— begin —

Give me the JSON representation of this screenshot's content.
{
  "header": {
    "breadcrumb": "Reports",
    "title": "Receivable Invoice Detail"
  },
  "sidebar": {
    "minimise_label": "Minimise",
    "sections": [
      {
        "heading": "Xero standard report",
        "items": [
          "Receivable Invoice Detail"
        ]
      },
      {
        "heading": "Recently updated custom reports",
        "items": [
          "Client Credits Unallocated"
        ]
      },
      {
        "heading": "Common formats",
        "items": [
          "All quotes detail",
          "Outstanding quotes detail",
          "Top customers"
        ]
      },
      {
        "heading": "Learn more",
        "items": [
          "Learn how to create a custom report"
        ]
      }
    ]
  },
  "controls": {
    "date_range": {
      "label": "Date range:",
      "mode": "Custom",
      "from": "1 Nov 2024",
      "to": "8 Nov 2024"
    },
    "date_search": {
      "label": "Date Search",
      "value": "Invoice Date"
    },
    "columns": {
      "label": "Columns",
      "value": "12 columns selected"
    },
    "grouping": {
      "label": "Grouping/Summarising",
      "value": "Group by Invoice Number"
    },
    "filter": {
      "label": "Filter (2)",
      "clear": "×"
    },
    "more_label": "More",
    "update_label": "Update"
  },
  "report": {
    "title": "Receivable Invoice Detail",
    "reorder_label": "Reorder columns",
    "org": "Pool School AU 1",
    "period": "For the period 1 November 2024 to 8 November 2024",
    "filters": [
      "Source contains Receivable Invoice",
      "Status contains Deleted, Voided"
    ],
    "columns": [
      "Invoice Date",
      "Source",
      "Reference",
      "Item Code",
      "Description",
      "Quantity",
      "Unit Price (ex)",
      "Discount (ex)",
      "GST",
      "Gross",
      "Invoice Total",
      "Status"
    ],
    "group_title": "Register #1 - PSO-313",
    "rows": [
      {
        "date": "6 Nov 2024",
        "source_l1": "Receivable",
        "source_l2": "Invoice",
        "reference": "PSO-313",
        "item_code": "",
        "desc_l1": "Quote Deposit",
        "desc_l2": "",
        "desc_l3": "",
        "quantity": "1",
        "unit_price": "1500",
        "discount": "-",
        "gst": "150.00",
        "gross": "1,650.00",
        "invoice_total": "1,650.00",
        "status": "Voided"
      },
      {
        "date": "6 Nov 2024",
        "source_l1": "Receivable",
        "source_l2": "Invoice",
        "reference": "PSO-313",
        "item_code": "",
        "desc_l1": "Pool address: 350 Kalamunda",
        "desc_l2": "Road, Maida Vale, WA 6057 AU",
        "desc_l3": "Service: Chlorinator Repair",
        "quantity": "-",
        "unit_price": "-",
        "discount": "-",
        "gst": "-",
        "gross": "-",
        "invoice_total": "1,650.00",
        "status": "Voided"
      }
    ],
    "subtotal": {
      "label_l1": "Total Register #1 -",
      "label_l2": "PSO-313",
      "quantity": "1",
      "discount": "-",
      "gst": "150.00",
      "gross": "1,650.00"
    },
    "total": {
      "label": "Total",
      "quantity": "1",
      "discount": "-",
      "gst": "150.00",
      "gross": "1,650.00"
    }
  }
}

— end —

Pick out every line of the listing containing the word "contains", and show those lines.

      "Source contains Receivable Invoice",
      "Status contains Deleted, Voided"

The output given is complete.